* Dataset rows about figures
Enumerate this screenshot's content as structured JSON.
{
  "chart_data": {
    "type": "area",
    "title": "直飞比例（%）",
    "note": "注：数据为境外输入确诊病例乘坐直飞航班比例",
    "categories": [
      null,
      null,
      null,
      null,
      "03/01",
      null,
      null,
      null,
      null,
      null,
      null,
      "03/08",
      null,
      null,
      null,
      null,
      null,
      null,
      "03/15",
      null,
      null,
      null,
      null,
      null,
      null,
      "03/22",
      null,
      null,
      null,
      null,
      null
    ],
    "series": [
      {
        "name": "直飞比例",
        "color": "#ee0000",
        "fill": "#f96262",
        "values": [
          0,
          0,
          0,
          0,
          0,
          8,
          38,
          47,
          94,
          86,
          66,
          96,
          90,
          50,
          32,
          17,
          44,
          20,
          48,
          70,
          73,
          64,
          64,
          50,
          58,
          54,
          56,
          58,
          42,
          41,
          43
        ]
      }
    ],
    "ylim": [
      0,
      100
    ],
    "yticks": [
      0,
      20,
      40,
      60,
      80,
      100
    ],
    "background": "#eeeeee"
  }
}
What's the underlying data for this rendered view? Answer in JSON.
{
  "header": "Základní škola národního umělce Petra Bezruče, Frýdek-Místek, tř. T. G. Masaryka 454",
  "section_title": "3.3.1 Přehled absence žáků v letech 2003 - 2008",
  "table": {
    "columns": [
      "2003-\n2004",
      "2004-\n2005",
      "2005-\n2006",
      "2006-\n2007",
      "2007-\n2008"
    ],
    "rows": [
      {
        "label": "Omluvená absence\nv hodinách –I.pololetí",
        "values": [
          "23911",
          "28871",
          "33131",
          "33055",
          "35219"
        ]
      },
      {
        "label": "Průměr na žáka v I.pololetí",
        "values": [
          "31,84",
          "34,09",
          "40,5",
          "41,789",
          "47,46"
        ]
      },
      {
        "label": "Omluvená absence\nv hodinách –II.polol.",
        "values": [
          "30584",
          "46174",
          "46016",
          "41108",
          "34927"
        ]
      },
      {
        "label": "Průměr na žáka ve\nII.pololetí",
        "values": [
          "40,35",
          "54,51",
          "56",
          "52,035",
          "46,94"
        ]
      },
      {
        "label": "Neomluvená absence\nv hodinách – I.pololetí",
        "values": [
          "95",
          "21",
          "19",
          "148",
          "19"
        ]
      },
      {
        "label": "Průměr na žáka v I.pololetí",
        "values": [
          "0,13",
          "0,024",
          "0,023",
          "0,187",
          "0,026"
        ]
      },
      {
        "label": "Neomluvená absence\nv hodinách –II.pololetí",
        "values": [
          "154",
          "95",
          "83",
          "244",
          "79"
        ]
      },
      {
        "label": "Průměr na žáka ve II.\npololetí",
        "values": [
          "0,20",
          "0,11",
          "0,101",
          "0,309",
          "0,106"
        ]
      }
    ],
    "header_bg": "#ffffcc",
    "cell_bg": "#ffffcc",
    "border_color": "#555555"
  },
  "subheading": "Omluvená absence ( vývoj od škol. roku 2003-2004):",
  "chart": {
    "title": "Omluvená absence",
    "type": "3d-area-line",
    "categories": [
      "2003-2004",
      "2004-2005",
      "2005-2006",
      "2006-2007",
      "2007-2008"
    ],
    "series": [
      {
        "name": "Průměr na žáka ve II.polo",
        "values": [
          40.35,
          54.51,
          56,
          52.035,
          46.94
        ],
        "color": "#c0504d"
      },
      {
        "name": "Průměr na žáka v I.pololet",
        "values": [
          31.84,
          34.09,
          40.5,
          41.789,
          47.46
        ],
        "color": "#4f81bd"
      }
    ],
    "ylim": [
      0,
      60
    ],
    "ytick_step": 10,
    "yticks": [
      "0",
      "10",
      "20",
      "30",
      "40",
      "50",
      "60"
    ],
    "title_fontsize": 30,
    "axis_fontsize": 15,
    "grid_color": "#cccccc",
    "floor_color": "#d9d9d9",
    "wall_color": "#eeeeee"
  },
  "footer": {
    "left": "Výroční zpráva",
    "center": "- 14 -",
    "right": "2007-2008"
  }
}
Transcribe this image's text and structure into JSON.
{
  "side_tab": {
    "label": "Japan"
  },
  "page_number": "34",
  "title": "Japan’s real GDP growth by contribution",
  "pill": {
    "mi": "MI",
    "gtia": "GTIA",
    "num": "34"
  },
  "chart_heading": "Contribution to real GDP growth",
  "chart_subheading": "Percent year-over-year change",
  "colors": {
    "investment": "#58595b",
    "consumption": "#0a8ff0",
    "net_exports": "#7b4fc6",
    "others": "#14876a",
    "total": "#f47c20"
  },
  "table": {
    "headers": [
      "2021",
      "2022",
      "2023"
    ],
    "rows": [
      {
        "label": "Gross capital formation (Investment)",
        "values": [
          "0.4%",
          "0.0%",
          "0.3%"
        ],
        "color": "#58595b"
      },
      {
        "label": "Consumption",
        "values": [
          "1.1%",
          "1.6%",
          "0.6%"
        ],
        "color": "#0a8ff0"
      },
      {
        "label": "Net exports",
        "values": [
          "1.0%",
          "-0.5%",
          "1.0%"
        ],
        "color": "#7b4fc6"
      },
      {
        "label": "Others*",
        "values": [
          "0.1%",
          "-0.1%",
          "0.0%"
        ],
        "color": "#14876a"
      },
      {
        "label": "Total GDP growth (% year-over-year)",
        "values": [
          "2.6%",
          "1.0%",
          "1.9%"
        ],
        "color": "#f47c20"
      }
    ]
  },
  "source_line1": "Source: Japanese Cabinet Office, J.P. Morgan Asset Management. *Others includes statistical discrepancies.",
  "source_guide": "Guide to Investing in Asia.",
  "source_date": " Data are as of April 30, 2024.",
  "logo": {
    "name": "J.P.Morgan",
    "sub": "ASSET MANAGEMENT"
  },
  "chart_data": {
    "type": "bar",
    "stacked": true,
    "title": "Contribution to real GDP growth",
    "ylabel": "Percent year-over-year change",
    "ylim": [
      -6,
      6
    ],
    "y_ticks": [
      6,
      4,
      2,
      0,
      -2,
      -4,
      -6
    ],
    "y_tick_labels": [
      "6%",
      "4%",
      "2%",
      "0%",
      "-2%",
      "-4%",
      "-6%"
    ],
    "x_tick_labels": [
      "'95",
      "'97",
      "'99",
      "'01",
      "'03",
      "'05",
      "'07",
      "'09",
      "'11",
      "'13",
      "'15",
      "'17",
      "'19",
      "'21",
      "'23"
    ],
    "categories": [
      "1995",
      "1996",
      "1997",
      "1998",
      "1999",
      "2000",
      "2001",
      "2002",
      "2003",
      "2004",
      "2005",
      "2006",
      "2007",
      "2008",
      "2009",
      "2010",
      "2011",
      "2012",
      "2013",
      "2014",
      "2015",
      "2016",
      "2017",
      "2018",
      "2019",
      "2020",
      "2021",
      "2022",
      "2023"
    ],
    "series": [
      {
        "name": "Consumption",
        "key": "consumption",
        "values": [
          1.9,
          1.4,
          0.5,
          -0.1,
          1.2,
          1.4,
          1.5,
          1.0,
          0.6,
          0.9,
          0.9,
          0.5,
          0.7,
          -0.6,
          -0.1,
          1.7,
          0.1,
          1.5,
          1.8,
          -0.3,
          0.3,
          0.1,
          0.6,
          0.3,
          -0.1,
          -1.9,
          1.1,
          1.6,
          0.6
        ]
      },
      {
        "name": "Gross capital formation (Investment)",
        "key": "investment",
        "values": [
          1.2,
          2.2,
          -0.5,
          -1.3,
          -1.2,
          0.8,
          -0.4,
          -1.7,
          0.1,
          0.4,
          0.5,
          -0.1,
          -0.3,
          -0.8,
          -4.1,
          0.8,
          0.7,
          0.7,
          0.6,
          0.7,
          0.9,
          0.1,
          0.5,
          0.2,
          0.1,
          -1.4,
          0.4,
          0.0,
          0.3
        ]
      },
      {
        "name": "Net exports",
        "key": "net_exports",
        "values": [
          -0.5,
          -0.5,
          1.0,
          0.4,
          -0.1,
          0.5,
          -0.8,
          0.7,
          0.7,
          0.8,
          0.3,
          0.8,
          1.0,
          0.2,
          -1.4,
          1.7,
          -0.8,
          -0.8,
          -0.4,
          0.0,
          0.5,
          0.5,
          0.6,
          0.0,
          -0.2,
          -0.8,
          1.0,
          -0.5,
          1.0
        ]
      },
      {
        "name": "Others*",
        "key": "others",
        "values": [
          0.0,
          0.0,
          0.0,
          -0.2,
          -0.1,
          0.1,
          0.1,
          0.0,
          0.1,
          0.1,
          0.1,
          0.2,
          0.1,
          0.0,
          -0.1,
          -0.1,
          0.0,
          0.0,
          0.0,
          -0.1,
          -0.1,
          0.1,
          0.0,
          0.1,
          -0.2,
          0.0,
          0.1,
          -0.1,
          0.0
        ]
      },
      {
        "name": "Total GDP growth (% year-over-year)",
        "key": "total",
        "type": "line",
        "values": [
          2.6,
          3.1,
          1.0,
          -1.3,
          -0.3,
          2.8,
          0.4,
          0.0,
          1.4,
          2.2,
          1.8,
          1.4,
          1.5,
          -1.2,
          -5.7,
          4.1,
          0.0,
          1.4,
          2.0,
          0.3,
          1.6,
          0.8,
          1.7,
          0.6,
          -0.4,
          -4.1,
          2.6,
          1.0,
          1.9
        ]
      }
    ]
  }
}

* EXERCISE INSTRUCTIONS
Gather up the lines that contain the word "change".

* REPLY
  "chart_subheading": "Percent year-over-year change",
    "ylabel": "Percent year-over-year change",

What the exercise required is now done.